### Dataset items
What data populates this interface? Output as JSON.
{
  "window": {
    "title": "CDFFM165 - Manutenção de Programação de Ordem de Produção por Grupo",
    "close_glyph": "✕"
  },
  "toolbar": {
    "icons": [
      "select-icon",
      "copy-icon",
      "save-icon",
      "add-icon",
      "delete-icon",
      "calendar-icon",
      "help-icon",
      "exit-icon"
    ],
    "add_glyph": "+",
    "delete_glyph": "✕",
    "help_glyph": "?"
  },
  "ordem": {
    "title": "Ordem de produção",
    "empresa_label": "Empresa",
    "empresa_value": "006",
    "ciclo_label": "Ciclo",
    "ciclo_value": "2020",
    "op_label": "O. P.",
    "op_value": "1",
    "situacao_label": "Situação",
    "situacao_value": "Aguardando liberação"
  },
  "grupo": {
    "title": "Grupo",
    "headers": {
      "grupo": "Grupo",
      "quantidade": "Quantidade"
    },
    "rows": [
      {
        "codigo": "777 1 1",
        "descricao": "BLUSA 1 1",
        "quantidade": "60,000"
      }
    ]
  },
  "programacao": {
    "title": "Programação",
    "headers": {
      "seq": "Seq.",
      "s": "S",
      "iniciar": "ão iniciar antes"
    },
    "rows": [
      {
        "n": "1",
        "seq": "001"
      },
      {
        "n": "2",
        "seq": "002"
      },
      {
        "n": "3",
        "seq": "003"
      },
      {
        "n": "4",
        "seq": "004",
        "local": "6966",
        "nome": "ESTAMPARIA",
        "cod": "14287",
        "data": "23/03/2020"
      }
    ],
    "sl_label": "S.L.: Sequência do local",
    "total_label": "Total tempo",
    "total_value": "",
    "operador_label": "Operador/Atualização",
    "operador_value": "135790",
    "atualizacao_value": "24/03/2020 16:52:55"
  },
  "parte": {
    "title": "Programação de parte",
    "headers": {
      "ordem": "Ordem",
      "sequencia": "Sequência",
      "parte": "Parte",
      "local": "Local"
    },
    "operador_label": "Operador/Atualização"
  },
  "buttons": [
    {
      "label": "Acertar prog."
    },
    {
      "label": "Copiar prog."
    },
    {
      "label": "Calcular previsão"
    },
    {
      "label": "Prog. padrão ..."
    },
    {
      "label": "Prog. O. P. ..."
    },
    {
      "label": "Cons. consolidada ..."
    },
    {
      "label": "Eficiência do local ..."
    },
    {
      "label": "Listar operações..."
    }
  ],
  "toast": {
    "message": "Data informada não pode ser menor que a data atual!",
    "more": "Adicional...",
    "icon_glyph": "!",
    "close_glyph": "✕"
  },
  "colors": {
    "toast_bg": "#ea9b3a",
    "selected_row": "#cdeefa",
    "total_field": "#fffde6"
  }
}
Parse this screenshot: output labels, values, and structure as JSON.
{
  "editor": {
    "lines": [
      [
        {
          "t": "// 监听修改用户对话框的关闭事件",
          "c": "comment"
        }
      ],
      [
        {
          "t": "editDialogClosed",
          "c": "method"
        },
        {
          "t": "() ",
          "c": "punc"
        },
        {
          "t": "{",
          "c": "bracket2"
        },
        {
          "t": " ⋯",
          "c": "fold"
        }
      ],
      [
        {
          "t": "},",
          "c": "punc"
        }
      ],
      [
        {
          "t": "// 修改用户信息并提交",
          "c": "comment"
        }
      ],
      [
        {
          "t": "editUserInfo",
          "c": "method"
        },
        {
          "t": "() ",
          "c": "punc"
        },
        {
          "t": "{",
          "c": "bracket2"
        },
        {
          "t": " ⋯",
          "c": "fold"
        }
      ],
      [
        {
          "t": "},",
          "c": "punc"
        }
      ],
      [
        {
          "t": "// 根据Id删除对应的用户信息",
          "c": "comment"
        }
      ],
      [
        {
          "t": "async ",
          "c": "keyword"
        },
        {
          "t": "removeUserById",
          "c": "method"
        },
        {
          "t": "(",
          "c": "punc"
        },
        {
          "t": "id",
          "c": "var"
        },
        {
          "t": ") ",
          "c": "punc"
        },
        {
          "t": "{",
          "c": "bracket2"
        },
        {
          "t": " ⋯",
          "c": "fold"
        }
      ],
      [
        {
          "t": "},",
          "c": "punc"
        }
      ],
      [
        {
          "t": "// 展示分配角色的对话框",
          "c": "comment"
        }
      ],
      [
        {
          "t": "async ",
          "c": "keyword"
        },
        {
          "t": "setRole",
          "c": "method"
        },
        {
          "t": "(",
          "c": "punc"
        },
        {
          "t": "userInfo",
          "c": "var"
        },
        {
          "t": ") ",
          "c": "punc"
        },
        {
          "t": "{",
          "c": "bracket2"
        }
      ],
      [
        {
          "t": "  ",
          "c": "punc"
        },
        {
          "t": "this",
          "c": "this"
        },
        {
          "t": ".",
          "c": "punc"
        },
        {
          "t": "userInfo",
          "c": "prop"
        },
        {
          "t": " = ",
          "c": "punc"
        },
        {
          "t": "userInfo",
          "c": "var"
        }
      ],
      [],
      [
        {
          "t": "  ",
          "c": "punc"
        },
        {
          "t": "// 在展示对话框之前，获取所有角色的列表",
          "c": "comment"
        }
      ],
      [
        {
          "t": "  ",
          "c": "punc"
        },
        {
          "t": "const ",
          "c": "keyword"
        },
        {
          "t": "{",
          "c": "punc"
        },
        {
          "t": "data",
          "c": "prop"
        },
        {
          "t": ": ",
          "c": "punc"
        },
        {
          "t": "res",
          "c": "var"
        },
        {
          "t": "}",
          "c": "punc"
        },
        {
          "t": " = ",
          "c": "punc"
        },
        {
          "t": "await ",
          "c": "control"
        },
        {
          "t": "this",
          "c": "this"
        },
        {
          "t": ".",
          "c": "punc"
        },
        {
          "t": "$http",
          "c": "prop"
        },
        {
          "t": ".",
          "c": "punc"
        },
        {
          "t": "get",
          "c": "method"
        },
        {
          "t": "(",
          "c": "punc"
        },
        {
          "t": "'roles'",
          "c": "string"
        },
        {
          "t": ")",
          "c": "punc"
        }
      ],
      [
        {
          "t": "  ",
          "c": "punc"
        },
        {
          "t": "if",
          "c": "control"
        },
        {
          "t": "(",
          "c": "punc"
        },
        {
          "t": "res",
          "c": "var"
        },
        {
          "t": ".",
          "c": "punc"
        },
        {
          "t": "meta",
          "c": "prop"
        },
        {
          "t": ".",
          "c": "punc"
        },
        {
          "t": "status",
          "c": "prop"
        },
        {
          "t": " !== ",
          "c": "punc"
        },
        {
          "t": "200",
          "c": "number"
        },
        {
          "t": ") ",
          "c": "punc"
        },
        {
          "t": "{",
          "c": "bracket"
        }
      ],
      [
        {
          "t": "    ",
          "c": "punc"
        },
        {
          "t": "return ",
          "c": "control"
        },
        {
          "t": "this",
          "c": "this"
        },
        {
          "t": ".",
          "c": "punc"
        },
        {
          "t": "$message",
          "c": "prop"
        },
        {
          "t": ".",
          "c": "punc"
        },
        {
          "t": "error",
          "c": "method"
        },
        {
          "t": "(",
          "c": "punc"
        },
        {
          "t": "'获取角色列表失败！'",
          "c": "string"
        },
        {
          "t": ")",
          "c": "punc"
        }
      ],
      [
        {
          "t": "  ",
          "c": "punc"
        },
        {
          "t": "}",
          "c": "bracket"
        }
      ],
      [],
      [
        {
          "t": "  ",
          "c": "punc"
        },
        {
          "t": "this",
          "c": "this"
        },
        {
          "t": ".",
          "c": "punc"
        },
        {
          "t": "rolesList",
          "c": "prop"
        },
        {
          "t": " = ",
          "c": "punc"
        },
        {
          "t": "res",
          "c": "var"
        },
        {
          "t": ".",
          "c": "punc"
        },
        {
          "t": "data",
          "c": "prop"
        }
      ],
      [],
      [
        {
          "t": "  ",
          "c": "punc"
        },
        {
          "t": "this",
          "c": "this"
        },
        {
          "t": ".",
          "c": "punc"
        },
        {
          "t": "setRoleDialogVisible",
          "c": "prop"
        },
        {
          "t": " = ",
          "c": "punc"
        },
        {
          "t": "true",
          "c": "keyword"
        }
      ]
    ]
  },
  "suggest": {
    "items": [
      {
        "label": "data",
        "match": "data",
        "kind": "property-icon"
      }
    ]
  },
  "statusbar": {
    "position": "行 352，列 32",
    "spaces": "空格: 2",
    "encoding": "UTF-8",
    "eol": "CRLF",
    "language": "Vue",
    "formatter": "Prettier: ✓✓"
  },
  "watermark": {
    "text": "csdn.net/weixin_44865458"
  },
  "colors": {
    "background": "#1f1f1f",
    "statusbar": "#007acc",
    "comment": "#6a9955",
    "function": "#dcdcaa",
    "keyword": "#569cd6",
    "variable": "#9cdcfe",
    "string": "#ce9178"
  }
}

### SET EXERCISE
Copy all lines from the material that contain "local".

### WRITTEN SOLUTION
        "local": "6966",
    "sl_label": "S.L.: Sequência do local",
      "local": "Local"
      "label": "Eficiência do local ..."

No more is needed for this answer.